## PROBLEM:
Copy out all the entries word for word.

[Dataset excerpt]
⟨

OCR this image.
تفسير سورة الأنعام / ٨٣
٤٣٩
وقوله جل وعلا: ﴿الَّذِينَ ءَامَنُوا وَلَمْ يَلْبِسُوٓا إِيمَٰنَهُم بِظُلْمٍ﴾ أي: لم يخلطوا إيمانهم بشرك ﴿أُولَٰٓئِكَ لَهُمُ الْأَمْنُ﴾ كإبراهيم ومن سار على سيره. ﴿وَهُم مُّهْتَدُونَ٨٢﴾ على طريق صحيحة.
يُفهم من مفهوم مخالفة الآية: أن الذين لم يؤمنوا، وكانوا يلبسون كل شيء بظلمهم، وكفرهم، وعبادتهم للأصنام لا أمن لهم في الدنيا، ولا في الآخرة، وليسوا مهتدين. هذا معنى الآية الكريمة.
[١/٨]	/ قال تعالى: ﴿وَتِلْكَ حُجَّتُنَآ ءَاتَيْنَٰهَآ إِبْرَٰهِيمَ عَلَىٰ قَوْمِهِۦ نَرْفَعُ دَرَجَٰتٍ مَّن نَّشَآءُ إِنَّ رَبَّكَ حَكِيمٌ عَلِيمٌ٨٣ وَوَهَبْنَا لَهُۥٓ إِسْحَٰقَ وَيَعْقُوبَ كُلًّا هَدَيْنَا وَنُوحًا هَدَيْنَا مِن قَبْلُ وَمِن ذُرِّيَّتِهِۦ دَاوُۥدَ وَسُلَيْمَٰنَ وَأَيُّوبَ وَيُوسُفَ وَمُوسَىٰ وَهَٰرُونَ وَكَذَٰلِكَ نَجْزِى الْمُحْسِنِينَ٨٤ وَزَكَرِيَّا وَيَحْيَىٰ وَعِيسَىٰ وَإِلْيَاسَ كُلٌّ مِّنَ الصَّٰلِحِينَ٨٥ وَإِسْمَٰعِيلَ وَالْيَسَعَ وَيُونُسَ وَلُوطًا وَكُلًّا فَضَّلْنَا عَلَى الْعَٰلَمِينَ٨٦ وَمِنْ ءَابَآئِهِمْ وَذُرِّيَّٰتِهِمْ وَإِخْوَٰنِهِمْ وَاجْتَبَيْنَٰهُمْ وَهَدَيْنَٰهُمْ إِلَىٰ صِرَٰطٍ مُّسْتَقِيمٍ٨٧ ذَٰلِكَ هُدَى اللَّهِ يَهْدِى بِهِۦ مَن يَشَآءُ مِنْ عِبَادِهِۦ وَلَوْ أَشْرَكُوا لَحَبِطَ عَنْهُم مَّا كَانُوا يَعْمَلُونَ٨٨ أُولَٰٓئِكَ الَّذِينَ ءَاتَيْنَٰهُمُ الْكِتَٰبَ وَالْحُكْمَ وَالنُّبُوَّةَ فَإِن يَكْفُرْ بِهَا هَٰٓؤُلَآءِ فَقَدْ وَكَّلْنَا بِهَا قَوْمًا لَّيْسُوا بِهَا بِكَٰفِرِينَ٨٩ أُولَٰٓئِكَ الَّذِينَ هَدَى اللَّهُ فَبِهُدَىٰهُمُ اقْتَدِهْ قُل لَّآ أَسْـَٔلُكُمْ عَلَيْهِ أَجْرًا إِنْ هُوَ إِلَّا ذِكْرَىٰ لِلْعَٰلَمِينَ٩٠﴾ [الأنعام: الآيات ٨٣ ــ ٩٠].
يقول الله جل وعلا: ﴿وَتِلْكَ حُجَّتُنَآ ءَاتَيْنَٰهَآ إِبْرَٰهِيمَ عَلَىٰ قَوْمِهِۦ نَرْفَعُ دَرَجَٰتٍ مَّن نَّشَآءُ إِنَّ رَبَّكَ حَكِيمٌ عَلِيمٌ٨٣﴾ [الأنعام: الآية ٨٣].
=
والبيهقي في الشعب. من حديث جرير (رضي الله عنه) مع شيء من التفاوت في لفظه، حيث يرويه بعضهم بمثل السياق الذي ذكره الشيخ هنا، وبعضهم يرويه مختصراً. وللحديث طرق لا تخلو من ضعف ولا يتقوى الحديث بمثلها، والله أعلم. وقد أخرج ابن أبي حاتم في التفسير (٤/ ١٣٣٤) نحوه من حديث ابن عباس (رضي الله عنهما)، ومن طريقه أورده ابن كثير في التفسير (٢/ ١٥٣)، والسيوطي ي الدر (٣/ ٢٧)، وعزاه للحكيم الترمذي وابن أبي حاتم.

⟩

## COMPLETED EXERCISE:
OCR this image.
تفسير سورة الأنعام / ٨٣
٤٣٩
وقوله جل وعلا: ﴿الَّذِينَ ءَامَنُوا وَلَمْ يَلْبِسُوٓا إِيمَٰنَهُم بِظُلْمٍ﴾ أي: لم يخلطوا إيمانهم بشرك ﴿أُولَٰٓئِكَ لَهُمُ الْأَمْنُ﴾ كإبراهيم ومن سار على سيره. ﴿وَهُم مُّهْتَدُونَ٨٢﴾ على طريق صحيحة.
يُفهم من مفهوم مخالفة الآية: أن الذين لم يؤمنوا، وكانوا يلبسون كل شيء بظلمهم، وكفرهم، وعبادتهم للأصنام لا أمن لهم في الدنيا، ولا في الآخرة، وليسوا مهتدين. هذا معنى الآية الكريمة.
[١/٨]	/ قال تعالى: ﴿وَتِلْكَ حُجَّتُنَآ ءَاتَيْنَٰهَآ إِبْرَٰهِيمَ عَلَىٰ قَوْمِهِۦ نَرْفَعُ دَرَجَٰتٍ مَّن نَّشَآءُ إِنَّ رَبَّكَ حَكِيمٌ عَلِيمٌ٨٣ وَوَهَبْنَا لَهُۥٓ إِسْحَٰقَ وَيَعْقُوبَ كُلًّا هَدَيْنَا وَنُوحًا هَدَيْنَا مِن قَبْلُ وَمِن ذُرِّيَّتِهِۦ دَاوُۥدَ وَسُلَيْمَٰنَ وَأَيُّوبَ وَيُوسُفَ وَمُوسَىٰ وَهَٰرُونَ وَكَذَٰلِكَ نَجْزِى الْمُحْسِنِينَ٨٤ وَزَكَرِيَّا وَيَحْيَىٰ وَعِيسَىٰ وَإِلْيَاسَ كُلٌّ مِّنَ الصَّٰلِحِينَ٨٥ وَإِسْمَٰعِيلَ وَالْيَسَعَ وَيُونُسَ وَلُوطًا وَكُلًّا فَضَّلْنَا عَلَى الْعَٰلَمِينَ٨٦ وَمِنْ ءَابَآئِهِمْ وَذُرِّيَّٰتِهِمْ وَإِخْوَٰنِهِمْ وَاجْتَبَيْنَٰهُمْ وَهَدَيْنَٰهُمْ إِلَىٰ صِرَٰطٍ مُّسْتَقِيمٍ٨٧ ذَٰلِكَ هُدَى اللَّهِ يَهْدِى بِهِۦ مَن يَشَآءُ مِنْ عِبَادِهِۦ وَلَوْ أَشْرَكُوا لَحَبِطَ عَنْهُم مَّا كَانُوا يَعْمَلُونَ٨٨ أُولَٰٓئِكَ الَّذِينَ ءَاتَيْنَٰهُمُ الْكِتَٰبَ وَالْحُكْمَ وَالنُّبُوَّةَ فَإِن يَكْفُرْ بِهَا هَٰٓؤُلَآءِ فَقَدْ وَكَّلْنَا بِهَا قَوْمًا لَّيْسُوا بِهَا بِكَٰفِرِينَ٨٩ أُولَٰٓئِكَ الَّذِينَ هَدَى اللَّهُ فَبِهُدَىٰهُمُ اقْتَدِهْ قُل لَّآ أَسْـَٔلُكُمْ عَلَيْهِ أَجْرًا إِنْ هُوَ إِلَّا ذِكْرَىٰ لِلْعَٰلَمِينَ٩٠﴾ [الأنعام: الآيات ٨٣ ــ ٩٠].
يقول الله جل وعلا: ﴿وَتِلْكَ حُجَّتُنَآ ءَاتَيْنَٰهَآ إِبْرَٰهِيمَ عَلَىٰ قَوْمِهِۦ نَرْفَعُ دَرَجَٰتٍ مَّن نَّشَآءُ إِنَّ رَبَّكَ حَكِيمٌ عَلِيمٌ٨٣﴾ [الأنعام: الآية ٨٣].
=
والبيهقي في الشعب. من حديث جرير (رضي الله عنه) مع شيء من التفاوت في لفظه، حيث يرويه بعضهم بمثل السياق الذي ذكره الشيخ هنا، وبعضهم يرويه مختصراً. وللحديث طرق لا تخلو من ضعف ولا يتقوى الحديث بمثلها، والله أعلم. وقد أخرج ابن أبي حاتم في التفسير (٤/ ١٣٣٤) نحوه من حديث ابن عباس (رضي الله عنهما)، ومن طريقه أورده ابن كثير في التفسير (٢/ ١٥٣)، والسيوطي ي الدر (٣/ ٢٧)، وعزاه للحكيم الترمذي وابن أبي حاتم.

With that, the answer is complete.